● MATERIAL
## BEGIN

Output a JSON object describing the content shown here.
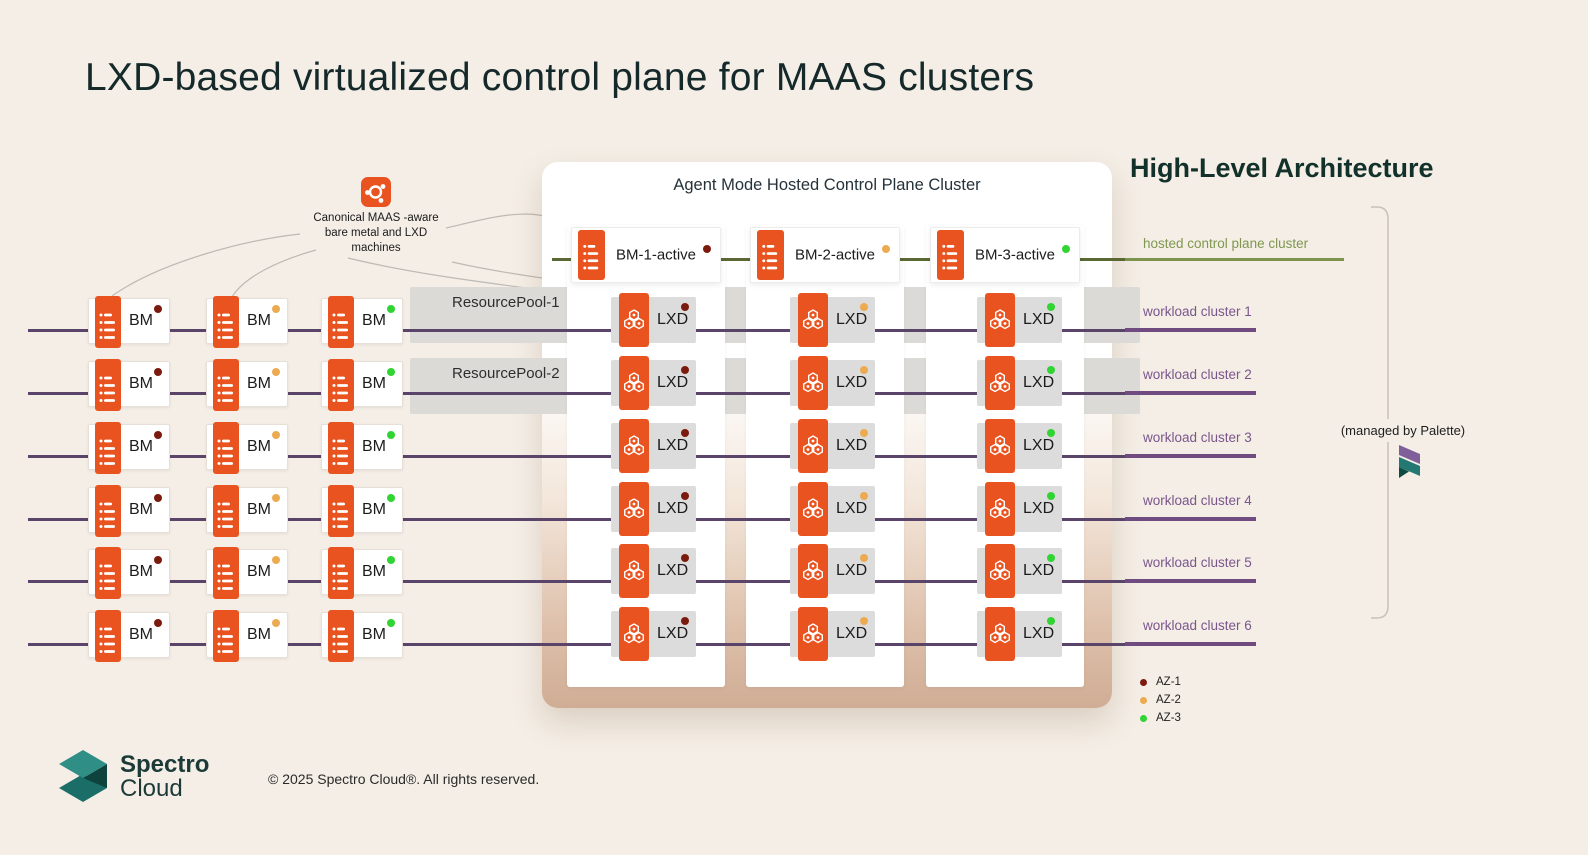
{
  "title": "LXD-based virtualized control plane for MAAS clusters",
  "architecture_heading": "High-Level Architecture",
  "annotation": {
    "icon": "ubuntu-icon",
    "line1": "Canonical MAAS -aware",
    "line2": "bare metal and LXD",
    "line3": "machines"
  },
  "control_plane_panel": {
    "title": "Agent Mode Hosted Control Plane Cluster",
    "bm_hosts": [
      {
        "label": "BM-1-active",
        "az": "AZ-1"
      },
      {
        "label": "BM-2-active",
        "az": "AZ-2"
      },
      {
        "label": "BM-3-active",
        "az": "AZ-3"
      }
    ],
    "lxd_label": "LXD",
    "lxd_rows_per_host": 6
  },
  "resource_pools": [
    "ResourcePool-1",
    "ResourcePool-2"
  ],
  "bare_metal_grid": {
    "label": "BM",
    "rows": 6,
    "columns": 3,
    "column_az": [
      "AZ-1",
      "AZ-2",
      "AZ-3"
    ]
  },
  "cluster_labels": {
    "hosted": "hosted control plane cluster",
    "workload": [
      "workload cluster 1",
      "workload cluster 2",
      "workload cluster 3",
      "workload cluster 4",
      "workload cluster 5",
      "workload cluster 6"
    ]
  },
  "managed_by": "(managed by Palette)",
  "legend": [
    {
      "label": "AZ-1",
      "color": "#7b1b0d"
    },
    {
      "label": "AZ-2",
      "color": "#ecab51"
    },
    {
      "label": "AZ-3",
      "color": "#30d433"
    }
  ],
  "footer": {
    "brand_top": "Spectro",
    "brand_bottom": "Cloud",
    "copyright": "© 2025 Spectro Cloud®. All rights reserved."
  },
  "colors": {
    "background": "#f4eee6",
    "orange_accent": "#e9531f",
    "purple_line": "#5b4469",
    "purple_label": "#7a568c",
    "olive_line": "#5a6834",
    "olive_label": "#7e944d",
    "box_gray": "#dcdcdc",
    "panel_fade": "#d0ad95",
    "brand_teal": "#1c3a38",
    "az1": "#7b1b0d",
    "az2": "#ecab51",
    "az3": "#30d433"
  }
}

## END

● INSTRUCTIONS FOR THE TASK
Find the string "Cloud" in the entries above and return each line that holds it.

● TASK RESULT
    "brand_bottom": "Cloud",
    "copyright": "© 2025 Spectro Cloud®. All rights reserved."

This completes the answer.